Copy every line, leaving nothing out and adding nothing.
..............................
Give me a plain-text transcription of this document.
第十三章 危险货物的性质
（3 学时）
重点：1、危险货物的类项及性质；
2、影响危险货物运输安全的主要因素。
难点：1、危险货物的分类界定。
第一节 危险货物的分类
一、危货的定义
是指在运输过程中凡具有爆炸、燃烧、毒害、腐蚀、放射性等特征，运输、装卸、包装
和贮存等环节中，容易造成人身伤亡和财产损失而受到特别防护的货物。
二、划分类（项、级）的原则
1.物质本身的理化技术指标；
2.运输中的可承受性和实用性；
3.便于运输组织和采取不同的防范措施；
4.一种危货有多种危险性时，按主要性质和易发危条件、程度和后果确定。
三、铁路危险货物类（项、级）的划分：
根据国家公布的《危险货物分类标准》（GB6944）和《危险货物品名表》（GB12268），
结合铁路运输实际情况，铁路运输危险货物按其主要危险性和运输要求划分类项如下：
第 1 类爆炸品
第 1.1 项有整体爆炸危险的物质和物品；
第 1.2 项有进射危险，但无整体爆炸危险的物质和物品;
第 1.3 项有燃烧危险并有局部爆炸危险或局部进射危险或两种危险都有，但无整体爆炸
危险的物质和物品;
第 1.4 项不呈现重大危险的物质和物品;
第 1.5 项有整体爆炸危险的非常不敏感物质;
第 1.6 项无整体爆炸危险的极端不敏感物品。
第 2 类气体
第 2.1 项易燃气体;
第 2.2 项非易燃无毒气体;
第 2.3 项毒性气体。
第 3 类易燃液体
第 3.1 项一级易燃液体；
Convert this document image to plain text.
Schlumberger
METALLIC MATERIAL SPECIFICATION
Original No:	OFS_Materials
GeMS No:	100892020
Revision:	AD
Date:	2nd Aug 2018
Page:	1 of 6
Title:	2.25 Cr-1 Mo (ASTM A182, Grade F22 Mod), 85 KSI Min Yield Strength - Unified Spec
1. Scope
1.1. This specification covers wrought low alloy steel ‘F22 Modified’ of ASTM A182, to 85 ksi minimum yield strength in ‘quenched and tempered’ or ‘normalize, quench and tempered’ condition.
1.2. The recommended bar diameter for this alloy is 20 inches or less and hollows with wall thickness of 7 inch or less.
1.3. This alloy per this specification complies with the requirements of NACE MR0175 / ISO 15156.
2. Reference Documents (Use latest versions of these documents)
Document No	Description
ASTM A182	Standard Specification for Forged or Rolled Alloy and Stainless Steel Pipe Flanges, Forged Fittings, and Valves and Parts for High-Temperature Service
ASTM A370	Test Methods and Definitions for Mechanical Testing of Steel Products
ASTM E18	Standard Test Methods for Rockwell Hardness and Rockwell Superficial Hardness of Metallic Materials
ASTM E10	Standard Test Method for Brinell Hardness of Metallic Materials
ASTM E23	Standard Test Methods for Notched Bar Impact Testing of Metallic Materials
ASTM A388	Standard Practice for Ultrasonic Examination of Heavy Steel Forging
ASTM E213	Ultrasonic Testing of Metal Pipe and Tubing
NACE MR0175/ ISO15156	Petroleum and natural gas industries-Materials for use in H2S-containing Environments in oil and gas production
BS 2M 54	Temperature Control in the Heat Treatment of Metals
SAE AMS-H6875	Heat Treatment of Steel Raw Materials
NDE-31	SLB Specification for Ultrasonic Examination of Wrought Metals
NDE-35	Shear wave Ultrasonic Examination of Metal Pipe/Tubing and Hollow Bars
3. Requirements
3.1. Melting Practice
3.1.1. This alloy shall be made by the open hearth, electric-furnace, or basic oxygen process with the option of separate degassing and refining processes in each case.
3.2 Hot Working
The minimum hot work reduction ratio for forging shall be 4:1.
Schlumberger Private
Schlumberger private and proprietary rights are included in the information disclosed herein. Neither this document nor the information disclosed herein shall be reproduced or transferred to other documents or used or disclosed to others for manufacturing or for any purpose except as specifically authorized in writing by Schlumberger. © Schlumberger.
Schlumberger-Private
..............................
[RESULT OF THE TASK]:
Give me a plain-text transcription of this document.
第十三章 危险货物的性质
（3 学时）
重点：1、危险货物的类项及性质；
2、影响危险货物运输安全的主要因素。
难点：1、危险货物的分类界定。
第一节 危险货物的分类
一、危货的定义
是指在运输过程中凡具有爆炸、燃烧、毒害、腐蚀、放射性等特征，运输、装卸、包装
和贮存等环节中，容易造成人身伤亡和财产损失而受到特别防护的货物。
二、划分类（项、级）的原则
1.物质本身的理化技术指标；
2.运输中的可承受性和实用性；
3.便于运输组织和采取不同的防范措施；
4.一种危货有多种危险性时，按主要性质和易发危条件、程度和后果确定。
三、铁路危险货物类（项、级）的划分：
根据国家公布的《危险货物分类标准》（GB6944）和《危险货物品名表》（GB12268），
结合铁路运输实际情况，铁路运输危险货物按其主要危险性和运输要求划分类项如下：
第 1 类爆炸品
第 1.1 项有整体爆炸危险的物质和物品；
第 1.2 项有进射危险，但无整体爆炸危险的物质和物品;
第 1.3 项有燃烧危险并有局部爆炸危险或局部进射危险或两种危险都有，但无整体爆炸
危险的物质和物品;
第 1.4 项不呈现重大危险的物质和物品;
第 1.5 项有整体爆炸危险的非常不敏感物质;
第 1.6 项无整体爆炸危险的极端不敏感物品。
第 2 类气体
第 2.1 项易燃气体;
第 2.2 项非易燃无毒气体;
第 2.3 项毒性气体。
第 3 类易燃液体
第 3.1 项一级易燃液体；
Convert this document image to plain text.
Schlumberger
METALLIC MATERIAL SPECIFICATION
Original No:	OFS_Materials
GeMS No:	100892020
Revision:	AD
Date:	2nd Aug 2018
Page:	1 of 6
Title:	2.25 Cr-1 Mo (ASTM A182, Grade F22 Mod), 85 KSI Min Yield Strength - Unified Spec
1. Scope
1.1. This specification covers wrought low alloy steel ‘F22 Modified’ of ASTM A182, to 85 ksi minimum yield strength in ‘quenched and tempered’ or ‘normalize, quench and tempered’ condition.
1.2. The recommended bar diameter for this alloy is 20 inches or less and hollows with wall thickness of 7 inch or less.
1.3. This alloy per this specification complies with the requirements of NACE MR0175 / ISO 15156.
2. Reference Documents (Use latest versions of these documents)
Document No	Description
ASTM A182	Standard Specification for Forged or Rolled Alloy and Stainless Steel Pipe Flanges, Forged Fittings, and Valves and Parts for High-Temperature Service
ASTM A370	Test Methods and Definitions for Mechanical Testing of Steel Products
ASTM E18	Standard Test Methods for Rockwell Hardness and Rockwell Superficial Hardness of Metallic Materials
ASTM E10	Standard Test Method for Brinell Hardness of Metallic Materials
ASTM E23	Standard Test Methods for Notched Bar Impact Testing of Metallic Materials
ASTM A388	Standard Practice for Ultrasonic Examination of Heavy Steel Forging
ASTM E213	Ultrasonic Testing of Metal Pipe and Tubing
NACE MR0175/ ISO15156	Petroleum and natural gas industries-Materials for use in H2S-containing Environments in oil and gas production
BS 2M 54	Temperature Control in the Heat Treatment of Metals
SAE AMS-H6875	Heat Treatment of Steel Raw Materials
NDE-31	SLB Specification for Ultrasonic Examination of Wrought Metals
NDE-35	Shear wave Ultrasonic Examination of Metal Pipe/Tubing and Hollow Bars
3. Requirements
3.1. Melting Practice
3.1.1. This alloy shall be made by the open hearth, electric-furnace, or basic oxygen process with the option of separate degassing and refining processes in each case.
3.2 Hot Working
The minimum hot work reduction ratio for forging shall be 4:1.
Schlumberger Private
Schlumberger private and proprietary rights are included in the information disclosed herein. Neither this document nor the information disclosed herein shall be reproduced or transferred to other documents or used or disclosed to others for manufacturing or for any purpose except as specifically authorized in writing by Schlumberger. © Schlumberger.
Schlumberger-Private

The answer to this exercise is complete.